Print, exactly and completely, every entry in the data.

__________________________________________________

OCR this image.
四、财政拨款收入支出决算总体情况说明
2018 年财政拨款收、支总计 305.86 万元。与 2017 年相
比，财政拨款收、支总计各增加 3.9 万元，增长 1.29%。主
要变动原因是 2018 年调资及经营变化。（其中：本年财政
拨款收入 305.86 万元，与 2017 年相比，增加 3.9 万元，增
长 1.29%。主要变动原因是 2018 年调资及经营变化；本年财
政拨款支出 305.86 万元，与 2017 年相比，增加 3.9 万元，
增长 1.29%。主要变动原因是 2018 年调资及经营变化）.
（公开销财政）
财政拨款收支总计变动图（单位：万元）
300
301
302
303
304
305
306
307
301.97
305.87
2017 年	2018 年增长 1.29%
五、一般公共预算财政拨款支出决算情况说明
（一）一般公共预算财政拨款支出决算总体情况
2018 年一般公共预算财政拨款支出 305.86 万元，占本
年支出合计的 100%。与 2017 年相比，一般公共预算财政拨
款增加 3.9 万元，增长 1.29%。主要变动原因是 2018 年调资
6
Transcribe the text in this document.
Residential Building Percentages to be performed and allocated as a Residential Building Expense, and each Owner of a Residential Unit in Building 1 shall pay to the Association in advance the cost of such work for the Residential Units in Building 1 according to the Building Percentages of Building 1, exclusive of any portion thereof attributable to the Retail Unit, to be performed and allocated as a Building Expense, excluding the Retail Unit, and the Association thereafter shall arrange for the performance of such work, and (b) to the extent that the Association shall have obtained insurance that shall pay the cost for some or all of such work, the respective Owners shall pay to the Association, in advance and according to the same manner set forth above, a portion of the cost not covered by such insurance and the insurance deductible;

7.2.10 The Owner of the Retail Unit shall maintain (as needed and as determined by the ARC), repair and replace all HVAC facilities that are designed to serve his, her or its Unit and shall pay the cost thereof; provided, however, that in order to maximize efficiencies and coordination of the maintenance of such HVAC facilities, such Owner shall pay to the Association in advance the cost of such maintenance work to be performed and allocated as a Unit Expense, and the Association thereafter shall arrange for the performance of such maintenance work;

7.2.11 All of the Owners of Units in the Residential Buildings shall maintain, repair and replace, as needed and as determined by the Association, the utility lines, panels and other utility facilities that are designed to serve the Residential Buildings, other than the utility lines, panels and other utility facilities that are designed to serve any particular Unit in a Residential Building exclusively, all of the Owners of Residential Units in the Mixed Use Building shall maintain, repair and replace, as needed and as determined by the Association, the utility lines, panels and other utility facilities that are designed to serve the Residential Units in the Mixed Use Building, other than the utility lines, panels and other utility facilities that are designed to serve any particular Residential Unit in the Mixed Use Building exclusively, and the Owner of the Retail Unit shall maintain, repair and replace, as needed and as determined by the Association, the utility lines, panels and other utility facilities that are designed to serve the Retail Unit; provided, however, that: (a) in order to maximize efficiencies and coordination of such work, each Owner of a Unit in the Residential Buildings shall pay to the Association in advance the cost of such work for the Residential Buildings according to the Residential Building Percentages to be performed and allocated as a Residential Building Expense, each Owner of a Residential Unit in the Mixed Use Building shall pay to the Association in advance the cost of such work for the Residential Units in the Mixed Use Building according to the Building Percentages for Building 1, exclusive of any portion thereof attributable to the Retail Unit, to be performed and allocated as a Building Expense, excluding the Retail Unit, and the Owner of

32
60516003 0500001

__________________________________________________

■ **Answer for this exercise**
OCR this image.
四、财政拨款收入支出决算总体情况说明
2018 年财政拨款收、支总计 305.86 万元。与 2017 年相
比，财政拨款收、支总计各增加 3.9 万元，增长 1.29%。主
要变动原因是 2018 年调资及经营变化。（其中：本年财政
拨款收入 305.86 万元，与 2017 年相比，增加 3.9 万元，增
长 1.29%。主要变动原因是 2018 年调资及经营变化；本年财
政拨款支出 305.86 万元，与 2017 年相比，增加 3.9 万元，
增长 1.29%。主要变动原因是 2018 年调资及经营变化）.
（公开销财政）
财政拨款收支总计变动图（单位：万元）
300
301
302
303
304
305
306
307
301.97
305.87
2017 年	2018 年增长 1.29%
五、一般公共预算财政拨款支出决算情况说明
（一）一般公共预算财政拨款支出决算总体情况
2018 年一般公共预算财政拨款支出 305.86 万元，占本
年支出合计的 100%。与 2017 年相比，一般公共预算财政拨
款增加 3.9 万元，增长 1.29%。主要变动原因是 2018 年调资
6
Transcribe the text in this document.
Residential Building Percentages to be performed and allocated as a Residential Building Expense, and each Owner of a Residential Unit in Building 1 shall pay to the Association in advance the cost of such work for the Residential Units in Building 1 according to the Building Percentages of Building 1, exclusive of any portion thereof attributable to the Retail Unit, to be performed and allocated as a Building Expense, excluding the Retail Unit, and the Association thereafter shall arrange for the performance of such work, and (b) to the extent that the Association shall have obtained insurance that shall pay the cost for some or all of such work, the respective Owners shall pay to the Association, in advance and according to the same manner set forth above, a portion of the cost not covered by such insurance and the insurance deductible;

7.2.10 The Owner of the Retail Unit shall maintain (as needed and as determined by the ARC), repair and replace all HVAC facilities that are designed to serve his, her or its Unit and shall pay the cost thereof; provided, however, that in order to maximize efficiencies and coordination of the maintenance of such HVAC facilities, such Owner shall pay to the Association in advance the cost of such maintenance work to be performed and allocated as a Unit Expense, and the Association thereafter shall arrange for the performance of such maintenance work;

7.2.11 All of the Owners of Units in the Residential Buildings shall maintain, repair and replace, as needed and as determined by the Association, the utility lines, panels and other utility facilities that are designed to serve the Residential Buildings, other than the utility lines, panels and other utility facilities that are designed to serve any particular Unit in a Residential Building exclusively, all of the Owners of Residential Units in the Mixed Use Building shall maintain, repair and replace, as needed and as determined by the Association, the utility lines, panels and other utility facilities that are designed to serve the Residential Units in the Mixed Use Building, other than the utility lines, panels and other utility facilities that are designed to serve any particular Residential Unit in the Mixed Use Building exclusively, and the Owner of the Retail Unit shall maintain, repair and replace, as needed and as determined by the Association, the utility lines, panels and other utility facilities that are designed to serve the Retail Unit; provided, however, that: (a) in order to maximize efficiencies and coordination of such work, each Owner of a Unit in the Residential Buildings shall pay to the Association in advance the cost of such work for the Residential Buildings according to the Residential Building Percentages to be performed and allocated as a Residential Building Expense, each Owner of a Residential Unit in the Mixed Use Building shall pay to the Association in advance the cost of such work for the Residential Units in the Mixed Use Building according to the Building Percentages for Building 1, exclusive of any portion thereof attributable to the Retail Unit, to be performed and allocated as a Building Expense, excluding the Retail Unit, and the Owner of

32
60516003 0500001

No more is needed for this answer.